Reproduce the Python question below about tracking whether a note has been taken, word for word and line for line, including its code.

— Start TEXT EXTRACT —

-3

Ok, so I am trying to set a bool so that if an item is taken it becomes True and next time if it is True then it takes a different path, it's my first time writing something in Python so excuse the bad code conventions. Anyways, I need the bool to be False until the note is taken, and when it is I want it to become True. One problem I will probably have in the future is that in one part the player comes back to this room, how can I keep the bool True for when they do?

def first_room(Note):
    choice1_1 = raw_input('The house looks much larger than it did from the outside. You appear in a room, to your left is a closet, to your right is a pile of junk, in front of you is a door, and behind you is the exit.')
    choice1_1 = choice1_1.lower()
    if choice1_1 == 'left' or choice1_1 == 'l' or choice1_1 == 'closet':
        if note == False:
            choice1_c = raw_input('You open the closet and check inside, there is a note. Do you take the note? (Y/N)')
            choice1_c = choice1_c.lower()
            if choice1_c == 'y':
                print 'You took the note.'
                first_room(True)
            if choice1_c == 'n':
                print 'You leave the note alone.'
                first_room(False)
        else:
            print 'The closet is empty.'
            first_room(True)
first_room(False)

— End TEXT EXTRACT —
— Start EXTRACTED DATA —

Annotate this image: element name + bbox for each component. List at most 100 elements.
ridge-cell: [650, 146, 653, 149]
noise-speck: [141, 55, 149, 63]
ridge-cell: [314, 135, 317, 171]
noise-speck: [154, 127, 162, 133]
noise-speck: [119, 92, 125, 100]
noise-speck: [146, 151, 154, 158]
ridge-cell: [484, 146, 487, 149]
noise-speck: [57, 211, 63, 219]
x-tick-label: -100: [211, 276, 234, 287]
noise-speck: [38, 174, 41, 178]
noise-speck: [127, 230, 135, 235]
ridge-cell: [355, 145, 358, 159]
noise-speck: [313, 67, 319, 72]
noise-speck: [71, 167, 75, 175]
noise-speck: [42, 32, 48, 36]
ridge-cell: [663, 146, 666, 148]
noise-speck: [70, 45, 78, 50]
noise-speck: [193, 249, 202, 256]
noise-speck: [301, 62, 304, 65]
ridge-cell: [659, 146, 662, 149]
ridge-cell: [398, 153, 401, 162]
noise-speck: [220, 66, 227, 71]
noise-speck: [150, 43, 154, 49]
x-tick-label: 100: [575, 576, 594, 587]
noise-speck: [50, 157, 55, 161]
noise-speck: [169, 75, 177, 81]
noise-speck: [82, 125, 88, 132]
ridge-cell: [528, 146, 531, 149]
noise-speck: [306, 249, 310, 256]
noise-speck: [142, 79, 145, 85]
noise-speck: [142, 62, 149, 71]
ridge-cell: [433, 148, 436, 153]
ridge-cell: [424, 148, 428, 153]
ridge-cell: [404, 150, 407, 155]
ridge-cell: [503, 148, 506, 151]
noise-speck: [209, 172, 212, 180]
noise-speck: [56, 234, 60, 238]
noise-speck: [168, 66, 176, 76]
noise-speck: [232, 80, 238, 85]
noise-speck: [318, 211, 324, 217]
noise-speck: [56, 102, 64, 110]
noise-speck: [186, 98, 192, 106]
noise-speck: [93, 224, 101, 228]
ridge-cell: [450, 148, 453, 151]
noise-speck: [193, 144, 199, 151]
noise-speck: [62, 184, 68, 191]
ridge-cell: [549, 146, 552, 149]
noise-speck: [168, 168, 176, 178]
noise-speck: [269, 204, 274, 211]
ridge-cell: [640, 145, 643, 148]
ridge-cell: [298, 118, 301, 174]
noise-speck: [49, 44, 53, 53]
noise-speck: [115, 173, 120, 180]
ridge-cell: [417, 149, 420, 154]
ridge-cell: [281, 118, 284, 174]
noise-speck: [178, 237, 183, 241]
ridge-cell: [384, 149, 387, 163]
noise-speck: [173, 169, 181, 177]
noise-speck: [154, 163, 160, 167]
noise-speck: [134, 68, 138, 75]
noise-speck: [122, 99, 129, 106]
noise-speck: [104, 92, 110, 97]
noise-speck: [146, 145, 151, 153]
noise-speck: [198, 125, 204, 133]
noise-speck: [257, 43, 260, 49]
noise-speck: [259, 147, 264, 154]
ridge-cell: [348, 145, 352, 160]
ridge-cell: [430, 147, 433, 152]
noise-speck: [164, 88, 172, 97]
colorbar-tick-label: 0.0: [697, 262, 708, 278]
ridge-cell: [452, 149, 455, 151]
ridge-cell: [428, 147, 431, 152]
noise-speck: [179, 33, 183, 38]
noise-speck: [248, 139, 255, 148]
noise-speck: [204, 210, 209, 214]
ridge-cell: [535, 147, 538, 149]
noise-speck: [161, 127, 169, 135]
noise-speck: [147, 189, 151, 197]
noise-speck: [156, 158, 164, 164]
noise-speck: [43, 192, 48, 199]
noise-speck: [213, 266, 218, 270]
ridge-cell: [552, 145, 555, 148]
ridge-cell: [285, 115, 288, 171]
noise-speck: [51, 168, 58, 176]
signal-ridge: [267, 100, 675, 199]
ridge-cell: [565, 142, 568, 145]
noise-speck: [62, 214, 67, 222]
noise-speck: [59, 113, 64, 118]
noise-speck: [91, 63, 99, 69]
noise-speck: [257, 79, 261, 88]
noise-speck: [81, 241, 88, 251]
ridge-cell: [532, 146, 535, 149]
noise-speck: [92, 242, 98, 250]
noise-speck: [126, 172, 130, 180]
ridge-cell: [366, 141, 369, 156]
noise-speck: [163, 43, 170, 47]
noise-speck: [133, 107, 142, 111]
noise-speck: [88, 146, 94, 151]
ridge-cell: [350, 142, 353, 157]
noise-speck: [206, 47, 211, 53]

— End EXTRACTED DATA —

▶ EXERCISE OUTPUT
-3

Ok, so I am trying to set a bool so that if an item is taken it becomes True and next time if it is True then it takes a different path, it's my first time writing something in Python so excuse the bad code conventions. Anyways, I need the bool to be False until the note is taken, and when it is I want it to become True. One problem I will probably have in the future is that in one part the player comes back to this room, how can I keep the bool True for when they do?

def first_room(Note):
    choice1_1 = raw_input('The house looks much larger than it did from the outside. You appear in a room, to your left is a closet, to your right is a pile of junk, in front of you is a door, and behind you is the exit.')
    choice1_1 = choice1_1.lower()
    if choice1_1 == 'left' or choice1_1 == 'l' or choice1_1 == 'closet':
        if note == False:
            choice1_c = raw_input('You open the closet and check inside, there is a note. Do you take the note? (Y/N)')
            choice1_c = choice1_c.lower()
            if choice1_c == 'y':
                print 'You took the note.'
                first_room(True)
            if choice1_c == 'n':
                print 'You leave the note alone.'
                first_room(False)
        else:
            print 'The closet is empty.'
            first_room(True)
first_room(False)